* Instructions to follow
Look through the listing for the word "type". Copy each line that has it.

[Records that describe figures]
══════════

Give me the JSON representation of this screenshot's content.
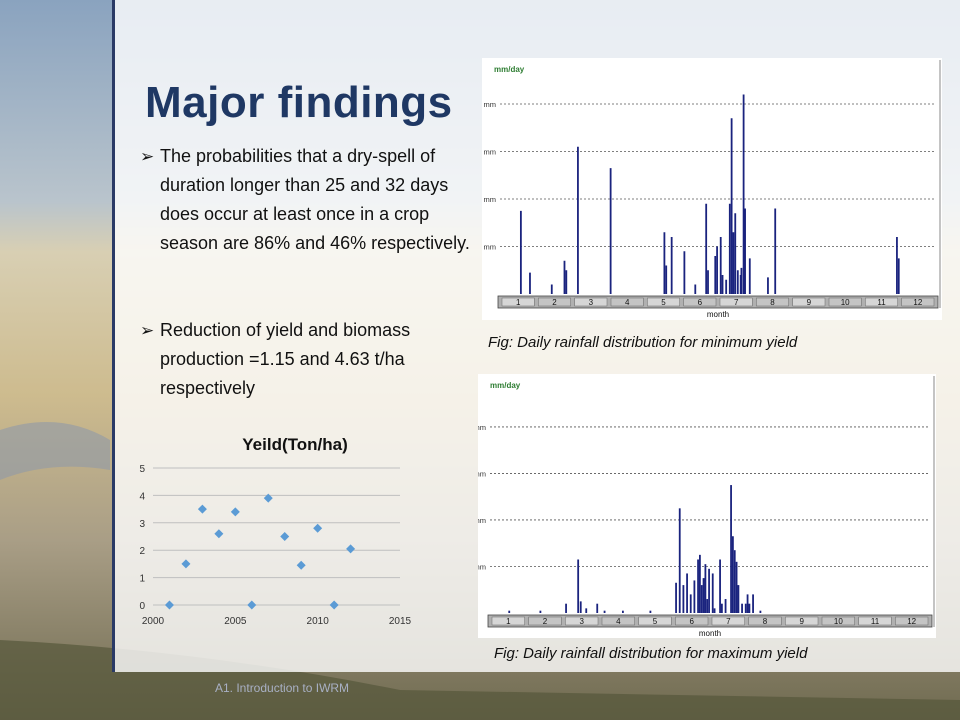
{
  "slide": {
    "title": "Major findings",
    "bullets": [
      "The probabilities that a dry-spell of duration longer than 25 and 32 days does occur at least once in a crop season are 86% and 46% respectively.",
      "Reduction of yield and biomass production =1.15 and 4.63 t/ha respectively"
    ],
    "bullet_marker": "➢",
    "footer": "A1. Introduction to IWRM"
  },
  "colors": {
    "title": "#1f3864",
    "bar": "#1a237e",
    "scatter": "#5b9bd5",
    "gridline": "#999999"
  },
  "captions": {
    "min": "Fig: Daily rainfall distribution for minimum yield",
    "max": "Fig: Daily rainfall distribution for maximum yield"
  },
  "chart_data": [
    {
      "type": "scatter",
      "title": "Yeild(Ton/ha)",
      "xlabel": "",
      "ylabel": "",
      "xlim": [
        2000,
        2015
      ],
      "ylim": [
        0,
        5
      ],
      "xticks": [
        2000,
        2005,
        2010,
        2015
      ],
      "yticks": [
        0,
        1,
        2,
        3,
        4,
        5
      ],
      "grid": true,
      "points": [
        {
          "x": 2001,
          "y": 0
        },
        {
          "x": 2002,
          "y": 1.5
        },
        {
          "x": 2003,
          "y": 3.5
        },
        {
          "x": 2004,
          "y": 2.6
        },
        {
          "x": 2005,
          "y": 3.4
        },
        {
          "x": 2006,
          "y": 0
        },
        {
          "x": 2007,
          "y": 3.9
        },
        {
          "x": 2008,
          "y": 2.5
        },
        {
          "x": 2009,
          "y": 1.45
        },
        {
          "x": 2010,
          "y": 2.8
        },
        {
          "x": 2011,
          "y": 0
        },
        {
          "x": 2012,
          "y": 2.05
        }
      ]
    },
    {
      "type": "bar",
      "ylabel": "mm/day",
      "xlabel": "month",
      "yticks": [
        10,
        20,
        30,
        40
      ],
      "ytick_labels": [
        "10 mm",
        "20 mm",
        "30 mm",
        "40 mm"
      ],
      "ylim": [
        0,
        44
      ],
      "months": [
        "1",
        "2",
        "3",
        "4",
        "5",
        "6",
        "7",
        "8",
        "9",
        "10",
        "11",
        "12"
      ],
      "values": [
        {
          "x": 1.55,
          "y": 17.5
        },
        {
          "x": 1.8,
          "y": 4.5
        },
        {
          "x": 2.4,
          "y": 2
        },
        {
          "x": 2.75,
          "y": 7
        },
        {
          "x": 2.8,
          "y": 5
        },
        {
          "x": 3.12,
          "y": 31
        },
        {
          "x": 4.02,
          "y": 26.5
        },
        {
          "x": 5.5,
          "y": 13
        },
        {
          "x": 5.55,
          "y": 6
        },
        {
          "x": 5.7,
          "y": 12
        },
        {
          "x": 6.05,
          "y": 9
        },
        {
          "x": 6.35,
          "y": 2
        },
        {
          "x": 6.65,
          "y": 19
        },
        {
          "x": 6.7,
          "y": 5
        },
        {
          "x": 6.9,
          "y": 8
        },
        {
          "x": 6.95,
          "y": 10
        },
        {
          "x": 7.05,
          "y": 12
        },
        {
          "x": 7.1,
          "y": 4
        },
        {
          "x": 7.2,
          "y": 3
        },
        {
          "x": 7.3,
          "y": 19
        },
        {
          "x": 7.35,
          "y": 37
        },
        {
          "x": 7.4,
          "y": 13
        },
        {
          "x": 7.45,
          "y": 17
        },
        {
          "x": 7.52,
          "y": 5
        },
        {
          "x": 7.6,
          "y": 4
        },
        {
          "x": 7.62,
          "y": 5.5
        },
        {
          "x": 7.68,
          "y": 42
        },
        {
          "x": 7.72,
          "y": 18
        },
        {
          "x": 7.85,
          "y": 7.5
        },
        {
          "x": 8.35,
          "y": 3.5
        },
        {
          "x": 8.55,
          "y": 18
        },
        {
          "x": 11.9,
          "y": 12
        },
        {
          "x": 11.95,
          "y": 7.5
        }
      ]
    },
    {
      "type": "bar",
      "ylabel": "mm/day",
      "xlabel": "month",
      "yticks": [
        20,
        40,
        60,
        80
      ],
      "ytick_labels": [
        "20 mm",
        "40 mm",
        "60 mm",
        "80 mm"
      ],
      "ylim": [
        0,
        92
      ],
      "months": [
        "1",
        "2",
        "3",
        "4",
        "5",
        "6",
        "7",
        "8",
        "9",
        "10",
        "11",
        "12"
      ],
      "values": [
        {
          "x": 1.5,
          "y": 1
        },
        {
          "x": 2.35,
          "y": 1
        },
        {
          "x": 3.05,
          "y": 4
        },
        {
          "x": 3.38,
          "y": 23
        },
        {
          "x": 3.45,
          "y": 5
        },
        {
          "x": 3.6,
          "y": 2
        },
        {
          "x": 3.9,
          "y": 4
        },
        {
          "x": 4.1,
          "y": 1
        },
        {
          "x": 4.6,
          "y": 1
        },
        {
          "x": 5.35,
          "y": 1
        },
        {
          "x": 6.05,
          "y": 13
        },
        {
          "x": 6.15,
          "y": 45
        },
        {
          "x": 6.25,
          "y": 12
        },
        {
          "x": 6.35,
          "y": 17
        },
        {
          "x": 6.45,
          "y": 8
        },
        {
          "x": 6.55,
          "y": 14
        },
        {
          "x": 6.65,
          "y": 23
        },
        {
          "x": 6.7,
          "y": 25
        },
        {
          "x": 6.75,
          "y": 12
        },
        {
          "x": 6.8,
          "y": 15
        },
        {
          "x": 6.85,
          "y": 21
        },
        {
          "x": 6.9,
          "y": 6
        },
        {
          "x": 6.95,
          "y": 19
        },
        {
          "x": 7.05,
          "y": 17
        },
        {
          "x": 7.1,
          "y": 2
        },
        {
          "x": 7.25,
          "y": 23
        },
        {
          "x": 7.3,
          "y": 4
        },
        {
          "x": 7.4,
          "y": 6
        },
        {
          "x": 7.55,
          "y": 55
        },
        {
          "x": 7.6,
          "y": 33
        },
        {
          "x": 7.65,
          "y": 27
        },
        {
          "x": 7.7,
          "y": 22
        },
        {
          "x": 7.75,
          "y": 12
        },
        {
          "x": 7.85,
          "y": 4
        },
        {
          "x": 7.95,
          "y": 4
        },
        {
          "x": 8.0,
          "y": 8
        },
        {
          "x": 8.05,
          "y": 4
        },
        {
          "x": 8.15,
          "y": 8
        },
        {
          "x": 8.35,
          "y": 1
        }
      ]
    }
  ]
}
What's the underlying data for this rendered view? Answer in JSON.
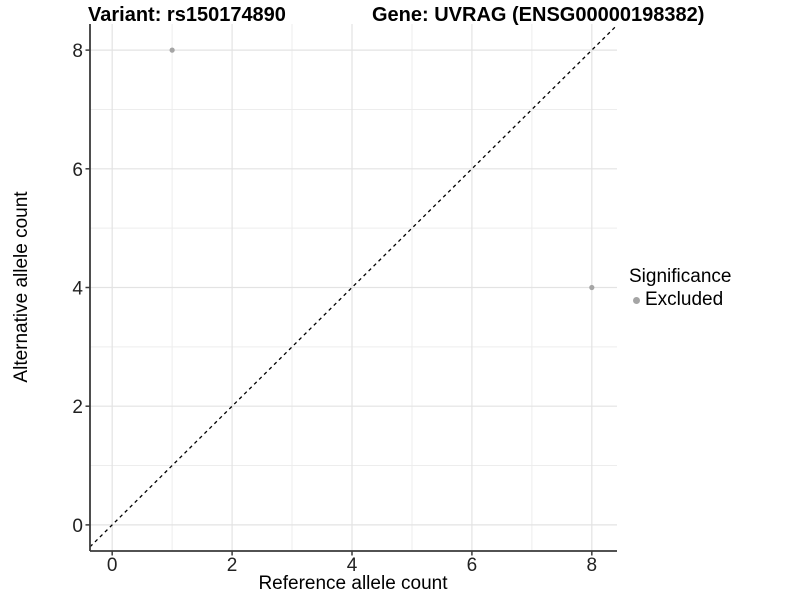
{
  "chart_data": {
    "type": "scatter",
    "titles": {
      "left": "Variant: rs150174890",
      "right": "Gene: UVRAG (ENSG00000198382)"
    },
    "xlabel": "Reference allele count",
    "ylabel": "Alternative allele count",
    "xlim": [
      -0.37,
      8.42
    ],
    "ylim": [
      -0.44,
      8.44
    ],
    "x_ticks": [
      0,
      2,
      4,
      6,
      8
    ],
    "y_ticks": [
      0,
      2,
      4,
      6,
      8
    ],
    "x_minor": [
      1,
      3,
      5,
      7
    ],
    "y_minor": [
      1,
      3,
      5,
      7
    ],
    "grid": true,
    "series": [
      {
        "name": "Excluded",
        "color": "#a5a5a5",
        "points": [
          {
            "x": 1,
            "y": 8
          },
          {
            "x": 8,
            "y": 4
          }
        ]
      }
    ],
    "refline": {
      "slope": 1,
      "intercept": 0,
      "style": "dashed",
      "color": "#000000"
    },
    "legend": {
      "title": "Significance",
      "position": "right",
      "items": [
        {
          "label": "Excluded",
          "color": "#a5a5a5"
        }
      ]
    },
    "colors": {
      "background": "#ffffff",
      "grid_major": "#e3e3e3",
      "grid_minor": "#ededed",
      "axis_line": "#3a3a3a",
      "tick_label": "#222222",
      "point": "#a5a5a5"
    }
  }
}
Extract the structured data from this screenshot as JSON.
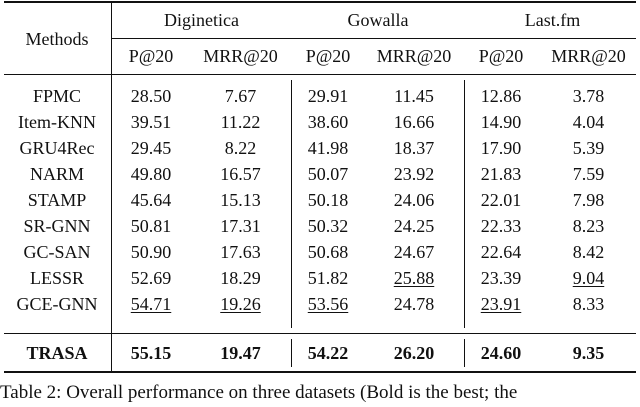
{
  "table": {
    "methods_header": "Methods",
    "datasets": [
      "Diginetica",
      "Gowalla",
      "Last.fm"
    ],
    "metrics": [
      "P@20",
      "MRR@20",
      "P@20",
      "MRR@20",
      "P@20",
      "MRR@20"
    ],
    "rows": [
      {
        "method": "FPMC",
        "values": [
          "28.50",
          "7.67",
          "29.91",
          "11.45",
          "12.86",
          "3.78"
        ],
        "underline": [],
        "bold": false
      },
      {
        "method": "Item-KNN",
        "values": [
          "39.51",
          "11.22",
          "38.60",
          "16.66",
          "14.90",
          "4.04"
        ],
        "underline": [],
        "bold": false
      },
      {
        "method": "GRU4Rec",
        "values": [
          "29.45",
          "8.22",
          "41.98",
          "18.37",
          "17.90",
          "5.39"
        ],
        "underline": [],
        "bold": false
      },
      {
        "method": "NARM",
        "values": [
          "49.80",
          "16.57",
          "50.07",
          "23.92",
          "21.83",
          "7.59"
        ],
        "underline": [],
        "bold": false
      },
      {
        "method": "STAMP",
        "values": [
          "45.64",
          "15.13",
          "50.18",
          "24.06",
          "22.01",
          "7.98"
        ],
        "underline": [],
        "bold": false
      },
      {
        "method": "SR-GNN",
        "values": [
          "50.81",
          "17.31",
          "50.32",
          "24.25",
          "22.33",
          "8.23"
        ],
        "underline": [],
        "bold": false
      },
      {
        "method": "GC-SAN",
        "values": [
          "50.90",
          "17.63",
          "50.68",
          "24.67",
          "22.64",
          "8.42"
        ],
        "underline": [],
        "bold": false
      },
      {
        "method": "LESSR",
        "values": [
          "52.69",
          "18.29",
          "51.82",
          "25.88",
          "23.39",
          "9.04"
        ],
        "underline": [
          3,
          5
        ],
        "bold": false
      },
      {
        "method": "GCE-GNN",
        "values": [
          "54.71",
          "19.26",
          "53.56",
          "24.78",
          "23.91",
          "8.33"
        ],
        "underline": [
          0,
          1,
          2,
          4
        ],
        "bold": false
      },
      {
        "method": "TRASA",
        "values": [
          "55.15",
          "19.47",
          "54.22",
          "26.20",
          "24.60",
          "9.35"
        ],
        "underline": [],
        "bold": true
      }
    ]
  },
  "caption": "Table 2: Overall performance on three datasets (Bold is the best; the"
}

══════════

* Task output
      "type": "scatter",
      "type": "bar",
      "type": "bar",
    "type": "scatter",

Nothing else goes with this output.